(Collected data entries)
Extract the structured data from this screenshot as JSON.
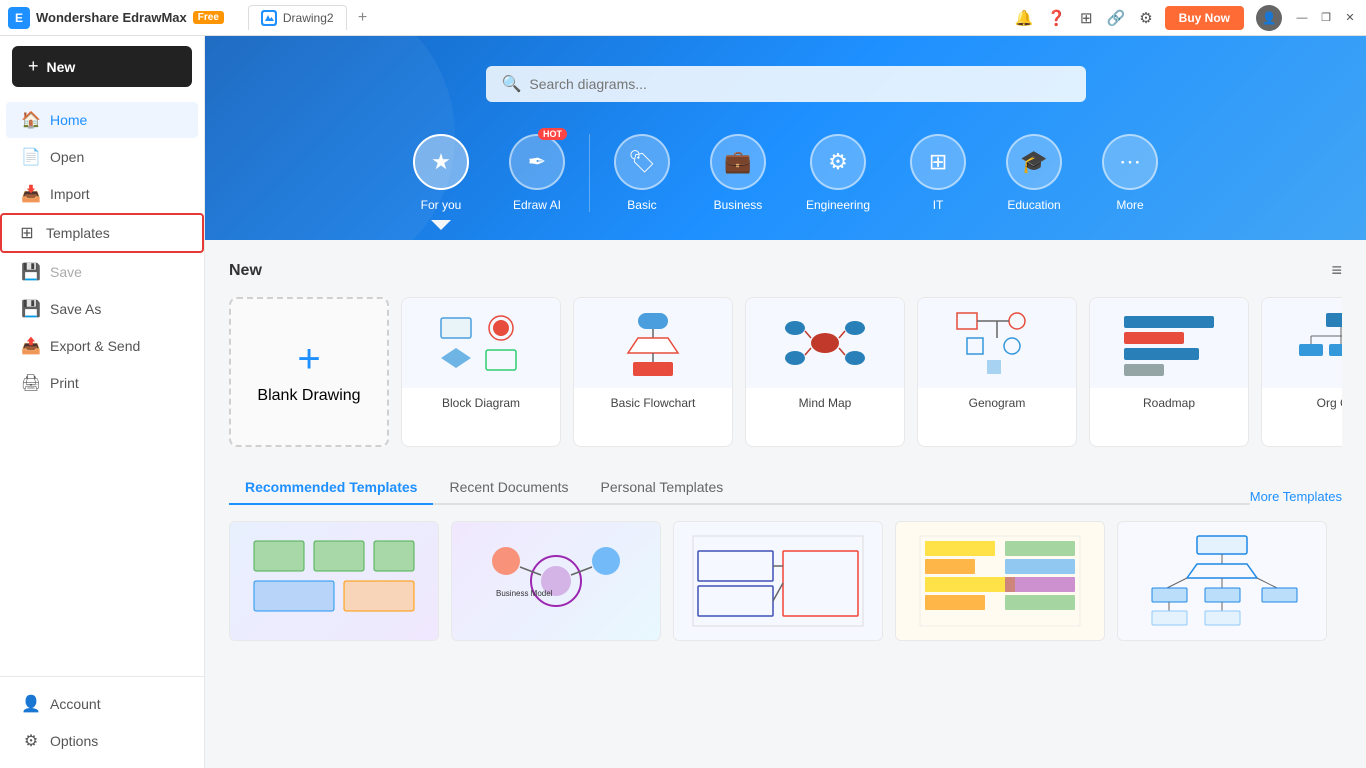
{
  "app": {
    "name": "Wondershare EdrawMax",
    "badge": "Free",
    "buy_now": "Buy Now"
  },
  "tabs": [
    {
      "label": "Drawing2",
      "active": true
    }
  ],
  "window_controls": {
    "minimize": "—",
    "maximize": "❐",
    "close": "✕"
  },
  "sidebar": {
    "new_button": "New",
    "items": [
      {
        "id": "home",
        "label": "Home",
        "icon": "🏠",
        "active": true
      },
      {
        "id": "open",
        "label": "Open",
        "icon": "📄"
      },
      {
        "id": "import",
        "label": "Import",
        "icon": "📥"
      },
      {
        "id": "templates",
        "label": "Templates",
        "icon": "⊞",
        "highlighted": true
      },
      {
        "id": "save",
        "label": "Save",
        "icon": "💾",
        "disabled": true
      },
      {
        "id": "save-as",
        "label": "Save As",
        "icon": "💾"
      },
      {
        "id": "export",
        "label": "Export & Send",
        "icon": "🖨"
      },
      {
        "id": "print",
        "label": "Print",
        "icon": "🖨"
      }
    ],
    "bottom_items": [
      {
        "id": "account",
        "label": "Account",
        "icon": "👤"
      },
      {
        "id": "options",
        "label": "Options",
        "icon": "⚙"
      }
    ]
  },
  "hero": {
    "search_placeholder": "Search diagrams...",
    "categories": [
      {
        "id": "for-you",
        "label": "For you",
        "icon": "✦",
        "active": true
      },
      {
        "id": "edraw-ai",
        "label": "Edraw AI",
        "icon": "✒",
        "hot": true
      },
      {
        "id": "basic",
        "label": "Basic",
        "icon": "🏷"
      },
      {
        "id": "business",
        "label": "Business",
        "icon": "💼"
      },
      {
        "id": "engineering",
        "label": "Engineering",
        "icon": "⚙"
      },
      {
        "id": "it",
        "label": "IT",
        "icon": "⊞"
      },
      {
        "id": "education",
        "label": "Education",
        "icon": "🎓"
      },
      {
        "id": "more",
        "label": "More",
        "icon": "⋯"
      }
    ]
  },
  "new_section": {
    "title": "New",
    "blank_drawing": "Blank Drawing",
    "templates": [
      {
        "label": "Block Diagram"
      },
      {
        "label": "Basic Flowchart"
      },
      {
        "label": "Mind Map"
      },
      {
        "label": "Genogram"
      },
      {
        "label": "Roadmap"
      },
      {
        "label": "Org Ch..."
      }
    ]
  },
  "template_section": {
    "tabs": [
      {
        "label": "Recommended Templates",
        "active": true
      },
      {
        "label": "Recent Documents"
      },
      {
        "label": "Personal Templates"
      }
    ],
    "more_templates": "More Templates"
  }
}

=== Directions for this task ===
Copy down every line of the entries containing the word "true".

=== Result for this exercise ===
      "active": true
        "active": true
        "highlighted": true
        "disabled": true
        "active": true
        "hot": true
        "active": true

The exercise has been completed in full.